Dataset rows about figures →
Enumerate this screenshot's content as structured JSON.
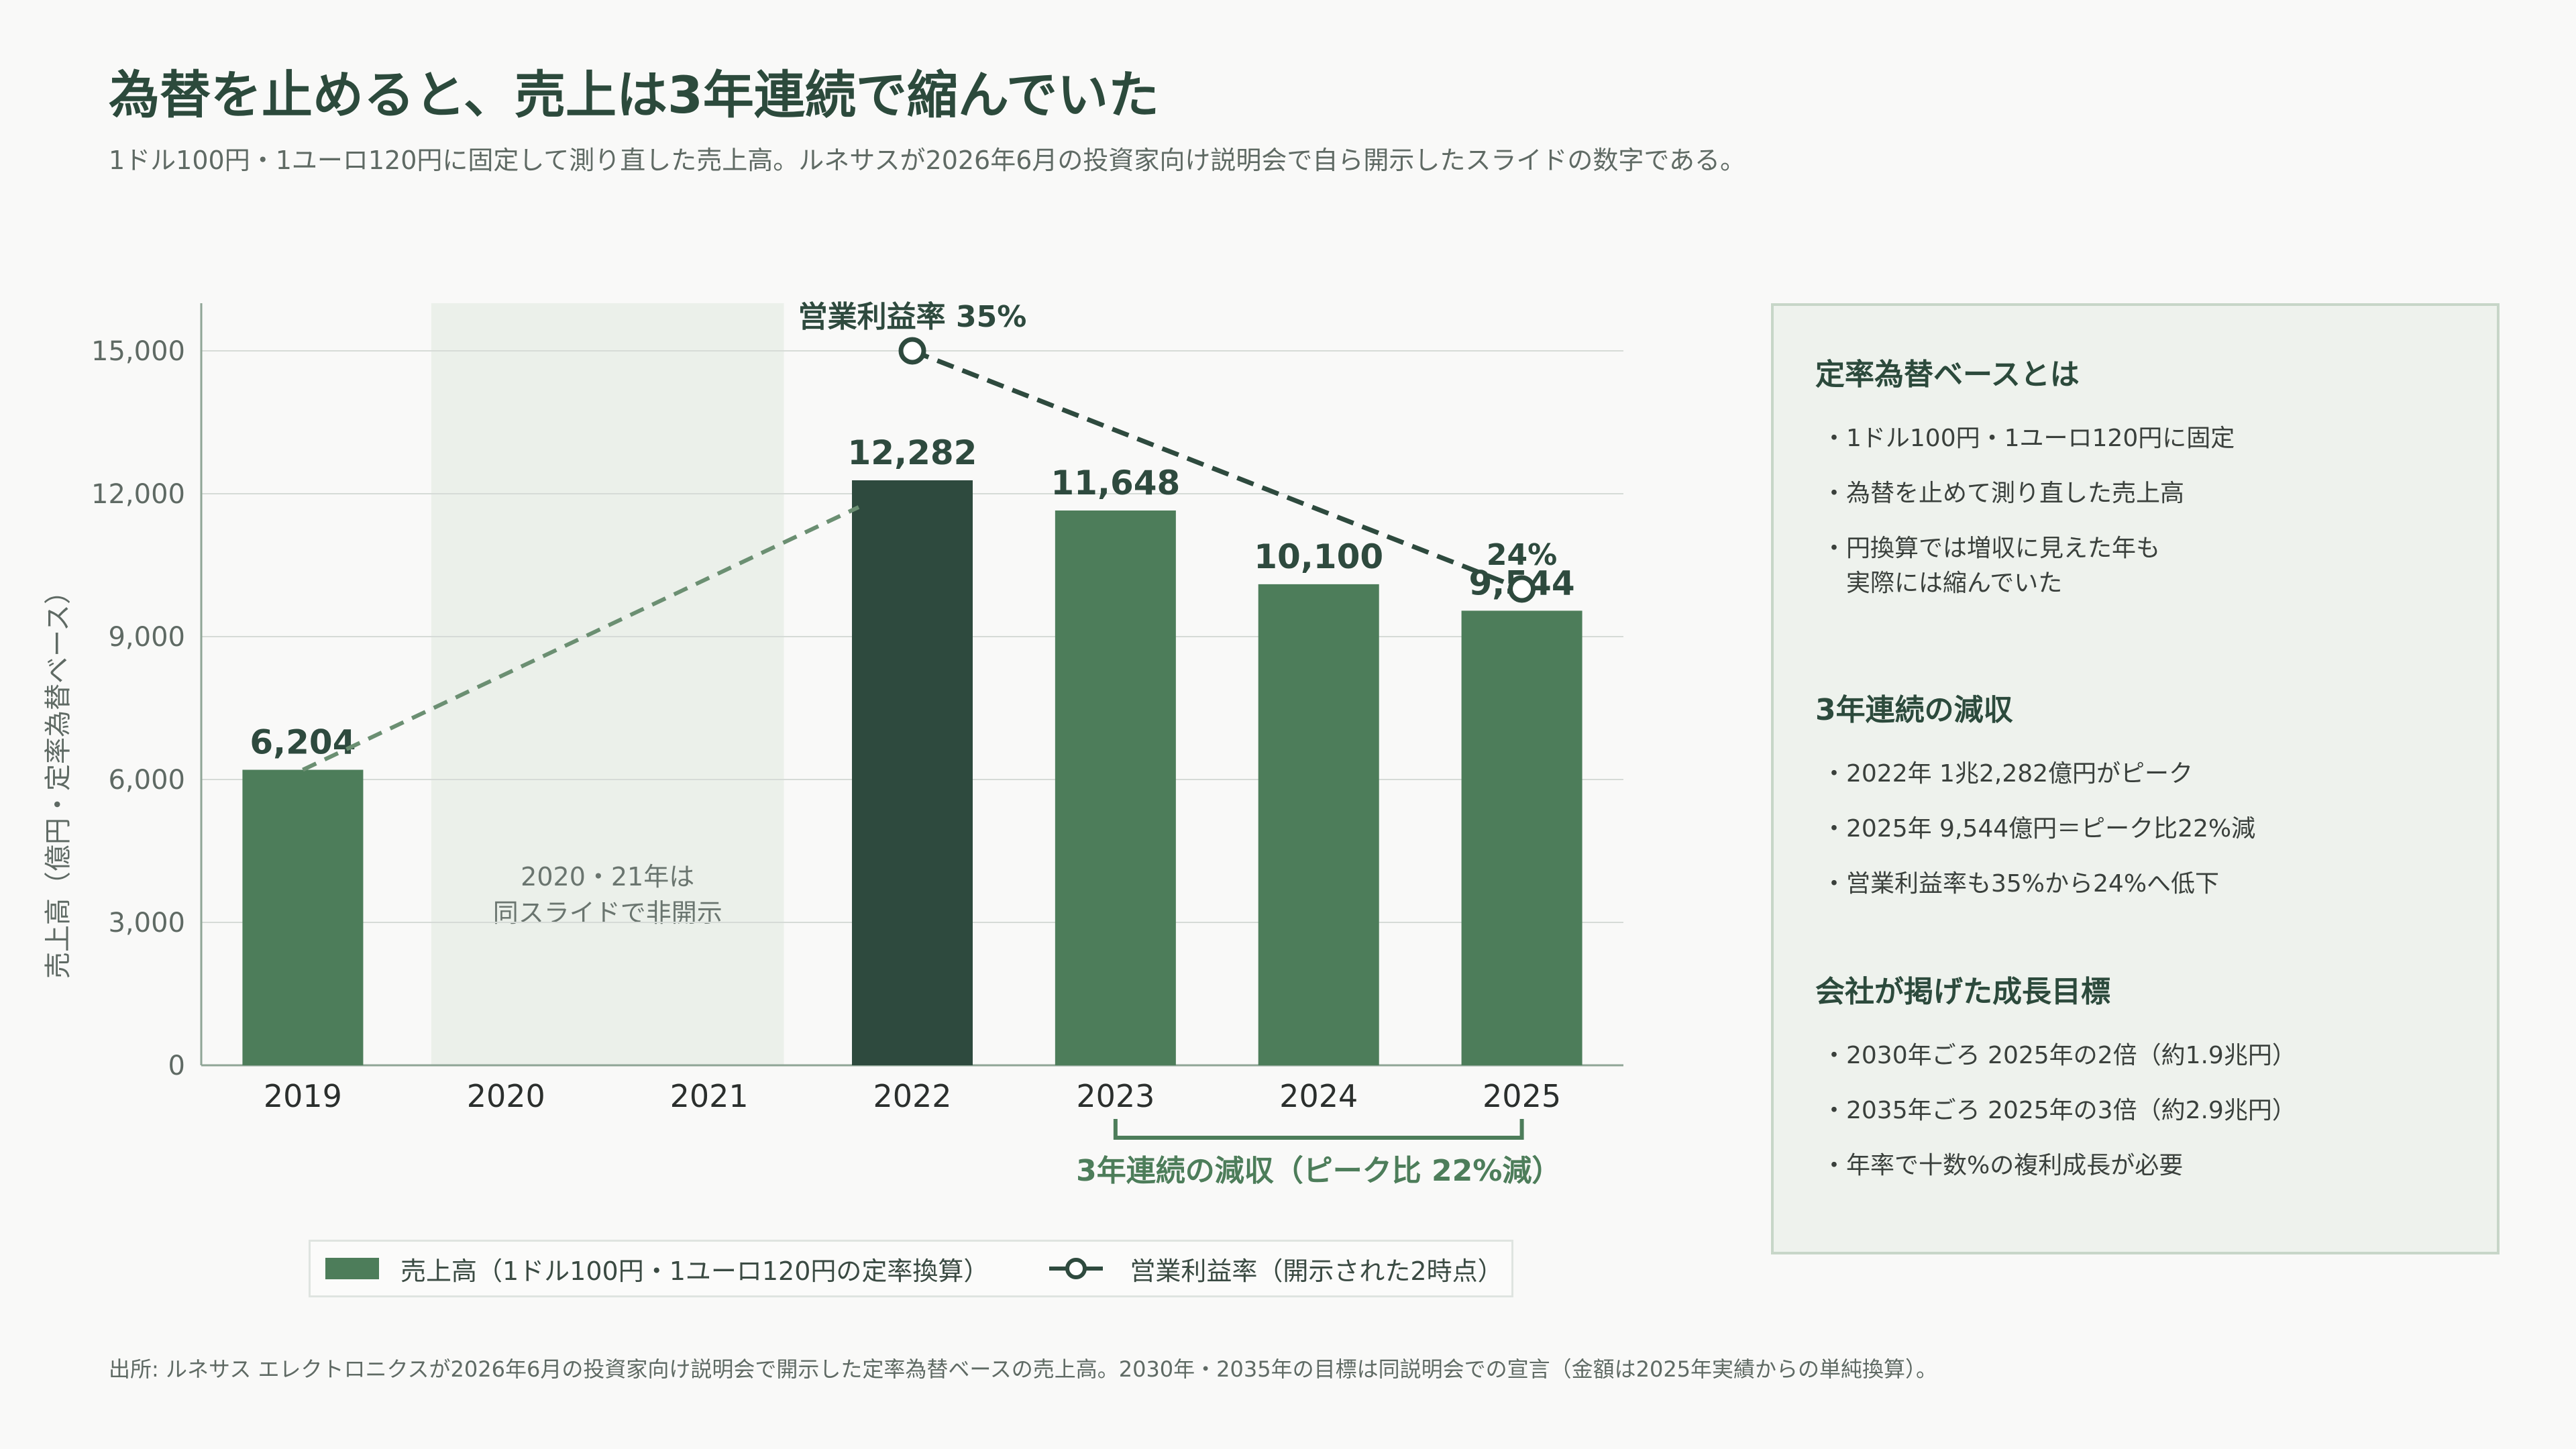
{
  "header": {
    "title": "為替を止めると、売上は3年連続で縮んでいた",
    "subtitle": "1ドル100円・1ユーロ120円に固定して測り直した売上高。ルネサスが2026年6月の投資家向け説明会で自ら開示したスライドの数字である。"
  },
  "colors": {
    "bar": "#4d7d5a",
    "bar_peak": "#2e4a3e",
    "shade": "#ebf0ea",
    "grid": "#d6dbd7",
    "line_dark": "#2e4a3e",
    "line_light": "#6b8f72"
  },
  "chart_data": {
    "type": "bar",
    "categories": [
      "2019",
      "2020",
      "2021",
      "2022",
      "2023",
      "2024",
      "2025"
    ],
    "series": [
      {
        "name": "売上高（1ドル100円・1ユーロ120円の定率換算）",
        "values": [
          6204,
          null,
          null,
          12282,
          11648,
          10100,
          9544
        ]
      }
    ],
    "data_labels": [
      "6,204",
      "",
      "",
      "12,282",
      "11,648",
      "10,100",
      "9,544"
    ],
    "peak_category": "2022",
    "ylabel": "売上高（億円・定率為替ベース）",
    "ylim": [
      0,
      16000
    ],
    "yticks": [
      0,
      3000,
      6000,
      9000,
      12000,
      15000
    ],
    "ytick_labels": [
      "0",
      "3,000",
      "6,000",
      "9,000",
      "12,000",
      "15,000"
    ],
    "grid": true,
    "shaded_region": {
      "categories": [
        "2020",
        "2021"
      ],
      "label_line1": "2020・21年は",
      "label_line2": "同スライドで非開示"
    },
    "overlay_line": {
      "name": "営業利益率（開示された2時点）",
      "points": [
        {
          "x": "2022",
          "value": 35,
          "label": "営業利益率 35%"
        },
        {
          "x": "2025",
          "value": 24,
          "label": "24%"
        }
      ]
    },
    "bracket": {
      "from": "2023",
      "to": "2025",
      "label": "3年連続の減収（ピーク比 22%減）"
    }
  },
  "legend": {
    "bar_label": "売上高（1ドル100円・1ユーロ120円の定率換算）",
    "line_label": "営業利益率（開示された2時点）"
  },
  "side": {
    "section1": {
      "heading": "定率為替ベースとは",
      "items": [
        "・1ドル100円・1ユーロ120円に固定",
        "・為替を止めて測り直した売上高",
        "・円換算では増収に見えた年も\n　実際には縮んでいた"
      ]
    },
    "section2": {
      "heading": "3年連続の減収",
      "items": [
        "・2022年 1兆2,282億円がピーク",
        "・2025年 9,544億円＝ピーク比22%減",
        "・営業利益率も35%から24%へ低下"
      ]
    },
    "section3": {
      "heading": "会社が掲げた成長目標",
      "items": [
        "・2030年ごろ 2025年の2倍（約1.9兆円）",
        "・2035年ごろ 2025年の3倍（約2.9兆円）",
        "・年率で十数%の複利成長が必要"
      ]
    }
  },
  "footnote": "出所: ルネサス エレクトロニクスが2026年6月の投資家向け説明会で開示した定率為替ベースの売上高。2030年・2035年の目標は同説明会での宣言（金額は2025年実績からの単純換算）。"
}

TO DO → Repeat each entry above word for word, leaving every picture out.

THE OUTPUT →
Enumerate this screenshot's content as structured JSON.
{
  "header": {
    "title": "為替を止めると、売上は3年連続で縮んでいた",
    "subtitle": "1ドル100円・1ユーロ120円に固定して測り直した売上高。ルネサスが2026年6月の投資家向け説明会で自ら開示したスライドの数字である。"
  },
  "colors": {
    "bar": "#4d7d5a",
    "bar_peak": "#2e4a3e",
    "shade": "#ebf0ea",
    "grid": "#d6dbd7",
    "line_dark": "#2e4a3e",
    "line_light": "#6b8f72"
  },
  "chart_data": {
    "type": "bar",
    "categories": [
      "2019",
      "2020",
      "2021",
      "2022",
      "2023",
      "2024",
      "2025"
    ],
    "series": [
      {
        "name": "売上高（1ドル100円・1ユーロ120円の定率換算）",
        "values": [
          6204,
          null,
          null,
          12282,
          11648,
          10100,
          9544
        ]
      }
    ],
    "data_labels": [
      "6,204",
      "",
      "",
      "12,282",
      "11,648",
      "10,100",
      "9,544"
    ],
    "peak_category": "2022",
    "ylabel": "売上高（億円・定率為替ベース）",
    "ylim": [
      0,
      16000
    ],
    "yticks": [
      0,
      3000,
      6000,
      9000,
      12000,
      15000
    ],
    "ytick_labels": [
      "0",
      "3,000",
      "6,000",
      "9,000",
      "12,000",
      "15,000"
    ],
    "grid": true,
    "shaded_region": {
      "categories": [
        "2020",
        "2021"
      ],
      "label_line1": "2020・21年は",
      "label_line2": "同スライドで非開示"
    },
    "overlay_line": {
      "name": "営業利益率（開示された2時点）",
      "points": [
        {
          "x": "2022",
          "value": 35,
          "label": "営業利益率 35%"
        },
        {
          "x": "2025",
          "value": 24,
          "label": "24%"
        }
      ]
    },
    "bracket": {
      "from": "2023",
      "to": "2025",
      "label": "3年連続の減収（ピーク比 22%減）"
    }
  },
  "legend": {
    "bar_label": "売上高（1ドル100円・1ユーロ120円の定率換算）",
    "line_label": "営業利益率（開示された2時点）"
  },
  "side": {
    "section1": {
      "heading": "定率為替ベースとは",
      "items": [
        "・1ドル100円・1ユーロ120円に固定",
        "・為替を止めて測り直した売上高",
        "・円換算では増収に見えた年も\n　実際には縮んでいた"
      ]
    },
    "section2": {
      "heading": "3年連続の減収",
      "items": [
        "・2022年 1兆2,282億円がピーク",
        "・2025年 9,544億円＝ピーク比22%減",
        "・営業利益率も35%から24%へ低下"
      ]
    },
    "section3": {
      "heading": "会社が掲げた成長目標",
      "items": [
        "・2030年ごろ 2025年の2倍（約1.9兆円）",
        "・2035年ごろ 2025年の3倍（約2.9兆円）",
        "・年率で十数%の複利成長が必要"
      ]
    }
  },
  "footnote": "出所: ルネサス エレクトロニクスが2026年6月の投資家向け説明会で開示した定率為替ベースの売上高。2030年・2035年の目標は同説明会での宣言（金額は2025年実績からの単純換算）。"
}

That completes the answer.